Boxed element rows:
————
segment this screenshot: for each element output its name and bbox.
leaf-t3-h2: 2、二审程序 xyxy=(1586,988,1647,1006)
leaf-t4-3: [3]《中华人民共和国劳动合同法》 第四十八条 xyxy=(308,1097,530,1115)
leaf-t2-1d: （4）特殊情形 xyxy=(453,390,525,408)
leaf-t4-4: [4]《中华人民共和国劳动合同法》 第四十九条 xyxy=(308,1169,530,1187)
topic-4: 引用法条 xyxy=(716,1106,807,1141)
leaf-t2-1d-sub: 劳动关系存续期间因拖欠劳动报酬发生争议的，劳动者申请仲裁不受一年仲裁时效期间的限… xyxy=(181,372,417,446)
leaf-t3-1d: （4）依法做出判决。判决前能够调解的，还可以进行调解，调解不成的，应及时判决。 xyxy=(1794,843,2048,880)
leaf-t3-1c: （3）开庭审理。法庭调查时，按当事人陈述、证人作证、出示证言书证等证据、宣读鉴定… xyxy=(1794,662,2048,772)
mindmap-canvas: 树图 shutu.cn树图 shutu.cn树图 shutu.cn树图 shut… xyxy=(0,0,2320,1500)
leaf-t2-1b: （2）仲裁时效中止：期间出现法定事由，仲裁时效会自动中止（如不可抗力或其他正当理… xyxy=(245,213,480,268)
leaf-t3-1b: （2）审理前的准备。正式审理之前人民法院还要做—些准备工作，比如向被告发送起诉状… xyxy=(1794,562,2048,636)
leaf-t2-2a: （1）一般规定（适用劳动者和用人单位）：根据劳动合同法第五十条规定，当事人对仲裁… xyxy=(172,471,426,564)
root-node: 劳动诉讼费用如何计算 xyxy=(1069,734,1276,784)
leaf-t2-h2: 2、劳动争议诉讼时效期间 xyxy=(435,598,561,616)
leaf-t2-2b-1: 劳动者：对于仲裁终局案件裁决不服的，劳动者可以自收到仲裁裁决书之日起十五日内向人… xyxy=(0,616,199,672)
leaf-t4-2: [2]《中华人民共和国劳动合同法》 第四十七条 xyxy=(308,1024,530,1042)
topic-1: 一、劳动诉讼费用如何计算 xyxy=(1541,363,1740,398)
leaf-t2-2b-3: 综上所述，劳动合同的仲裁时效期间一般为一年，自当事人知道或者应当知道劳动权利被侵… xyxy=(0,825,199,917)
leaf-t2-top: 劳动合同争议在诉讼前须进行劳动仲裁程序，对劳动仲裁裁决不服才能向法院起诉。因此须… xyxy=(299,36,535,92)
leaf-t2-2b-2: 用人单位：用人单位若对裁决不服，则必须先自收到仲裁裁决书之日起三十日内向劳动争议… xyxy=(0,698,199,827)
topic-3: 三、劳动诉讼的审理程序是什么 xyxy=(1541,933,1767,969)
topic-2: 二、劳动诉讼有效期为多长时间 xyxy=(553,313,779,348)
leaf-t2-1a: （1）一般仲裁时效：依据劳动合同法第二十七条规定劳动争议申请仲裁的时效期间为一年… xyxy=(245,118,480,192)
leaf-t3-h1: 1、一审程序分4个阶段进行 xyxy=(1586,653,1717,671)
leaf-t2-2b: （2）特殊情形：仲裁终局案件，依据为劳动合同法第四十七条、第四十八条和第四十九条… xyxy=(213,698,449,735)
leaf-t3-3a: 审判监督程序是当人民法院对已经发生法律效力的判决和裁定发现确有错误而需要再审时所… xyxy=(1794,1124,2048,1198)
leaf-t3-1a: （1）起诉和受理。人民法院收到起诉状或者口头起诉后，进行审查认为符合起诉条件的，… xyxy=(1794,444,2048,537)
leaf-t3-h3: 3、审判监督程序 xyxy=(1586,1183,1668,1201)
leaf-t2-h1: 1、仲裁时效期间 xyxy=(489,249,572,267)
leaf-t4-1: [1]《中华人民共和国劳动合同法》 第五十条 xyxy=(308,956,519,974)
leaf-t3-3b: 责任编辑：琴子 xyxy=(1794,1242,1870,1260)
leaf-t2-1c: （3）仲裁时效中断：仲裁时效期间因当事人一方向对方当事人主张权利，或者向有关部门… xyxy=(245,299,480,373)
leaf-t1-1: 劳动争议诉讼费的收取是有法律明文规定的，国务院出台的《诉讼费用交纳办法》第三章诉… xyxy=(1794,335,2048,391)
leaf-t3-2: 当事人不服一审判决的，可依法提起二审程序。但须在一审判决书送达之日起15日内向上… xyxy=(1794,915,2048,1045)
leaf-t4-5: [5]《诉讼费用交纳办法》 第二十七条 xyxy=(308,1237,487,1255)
————
What you need to do:
Can you edit every row above so that "screenshot" reads "screen capture" and everything else stays the same?

Result below:
segment this screen capture: for each element output its name and bbox.
leaf-t3-h2: 2、二审程序 xyxy=(1586,988,1647,1006)
leaf-t4-3: [3]《中华人民共和国劳动合同法》 第四十八条 xyxy=(308,1097,530,1115)
leaf-t2-1d: （4）特殊情形 xyxy=(453,390,525,408)
leaf-t4-4: [4]《中华人民共和国劳动合同法》 第四十九条 xyxy=(308,1169,530,1187)
topic-4: 引用法条 xyxy=(716,1106,807,1141)
leaf-t2-1d-sub: 劳动关系存续期间因拖欠劳动报酬发生争议的，劳动者申请仲裁不受一年仲裁时效期间的限… xyxy=(181,372,417,446)
leaf-t3-1d: （4）依法做出判决。判决前能够调解的，还可以进行调解，调解不成的，应及时判决。 xyxy=(1794,843,2048,880)
leaf-t3-1c: （3）开庭审理。法庭调查时，按当事人陈述、证人作证、出示证言书证等证据、宣读鉴定… xyxy=(1794,662,2048,772)
mindmap-canvas: 树图 shutu.cn树图 shutu.cn树图 shutu.cn树图 shut… xyxy=(0,0,2320,1500)
leaf-t2-1b: （2）仲裁时效中止：期间出现法定事由，仲裁时效会自动中止（如不可抗力或其他正当理… xyxy=(245,213,480,268)
leaf-t3-1b: （2）审理前的准备。正式审理之前人民法院还要做—些准备工作，比如向被告发送起诉状… xyxy=(1794,562,2048,636)
leaf-t2-2a: （1）一般规定（适用劳动者和用人单位）：根据劳动合同法第五十条规定，当事人对仲裁… xyxy=(172,471,426,564)
root-node: 劳动诉讼费用如何计算 xyxy=(1069,734,1276,784)
leaf-t2-h2: 2、劳动争议诉讼时效期间 xyxy=(435,598,561,616)
leaf-t2-2b-1: 劳动者：对于仲裁终局案件裁决不服的，劳动者可以自收到仲裁裁决书之日起十五日内向人… xyxy=(0,616,199,672)
leaf-t4-2: [2]《中华人民共和国劳动合同法》 第四十七条 xyxy=(308,1024,530,1042)
topic-1: 一、劳动诉讼费用如何计算 xyxy=(1541,363,1740,398)
leaf-t2-2b-3: 综上所述，劳动合同的仲裁时效期间一般为一年，自当事人知道或者应当知道劳动权利被侵… xyxy=(0,825,199,917)
leaf-t2-top: 劳动合同争议在诉讼前须进行劳动仲裁程序，对劳动仲裁裁决不服才能向法院起诉。因此须… xyxy=(299,36,535,92)
leaf-t2-2b-2: 用人单位：用人单位若对裁决不服，则必须先自收到仲裁裁决书之日起三十日内向劳动争议… xyxy=(0,698,199,827)
topic-3: 三、劳动诉讼的审理程序是什么 xyxy=(1541,933,1767,969)
topic-2: 二、劳动诉讼有效期为多长时间 xyxy=(553,313,779,348)
leaf-t2-1a: （1）一般仲裁时效：依据劳动合同法第二十七条规定劳动争议申请仲裁的时效期间为一年… xyxy=(245,118,480,192)
leaf-t3-h1: 1、一审程序分4个阶段进行 xyxy=(1586,653,1717,671)
leaf-t2-2b: （2）特殊情形：仲裁终局案件，依据为劳动合同法第四十七条、第四十八条和第四十九条… xyxy=(213,698,449,735)
leaf-t3-3a: 审判监督程序是当人民法院对已经发生法律效力的判决和裁定发现确有错误而需要再审时所… xyxy=(1794,1124,2048,1198)
leaf-t3-1a: （1）起诉和受理。人民法院收到起诉状或者口头起诉后，进行审查认为符合起诉条件的，… xyxy=(1794,444,2048,537)
leaf-t3-h3: 3、审判监督程序 xyxy=(1586,1183,1668,1201)
leaf-t2-h1: 1、仲裁时效期间 xyxy=(489,249,572,267)
leaf-t4-1: [1]《中华人民共和国劳动合同法》 第五十条 xyxy=(308,956,519,974)
leaf-t3-3b: 责任编辑：琴子 xyxy=(1794,1242,1870,1260)
leaf-t2-1c: （3）仲裁时效中断：仲裁时效期间因当事人一方向对方当事人主张权利，或者向有关部门… xyxy=(245,299,480,373)
leaf-t1-1: 劳动争议诉讼费的收取是有法律明文规定的，国务院出台的《诉讼费用交纳办法》第三章诉… xyxy=(1794,335,2048,391)
leaf-t3-2: 当事人不服一审判决的，可依法提起二审程序。但须在一审判决书送达之日起15日内向上… xyxy=(1794,915,2048,1045)
leaf-t4-5: [5]《诉讼费用交纳办法》 第二十七条 xyxy=(308,1237,487,1255)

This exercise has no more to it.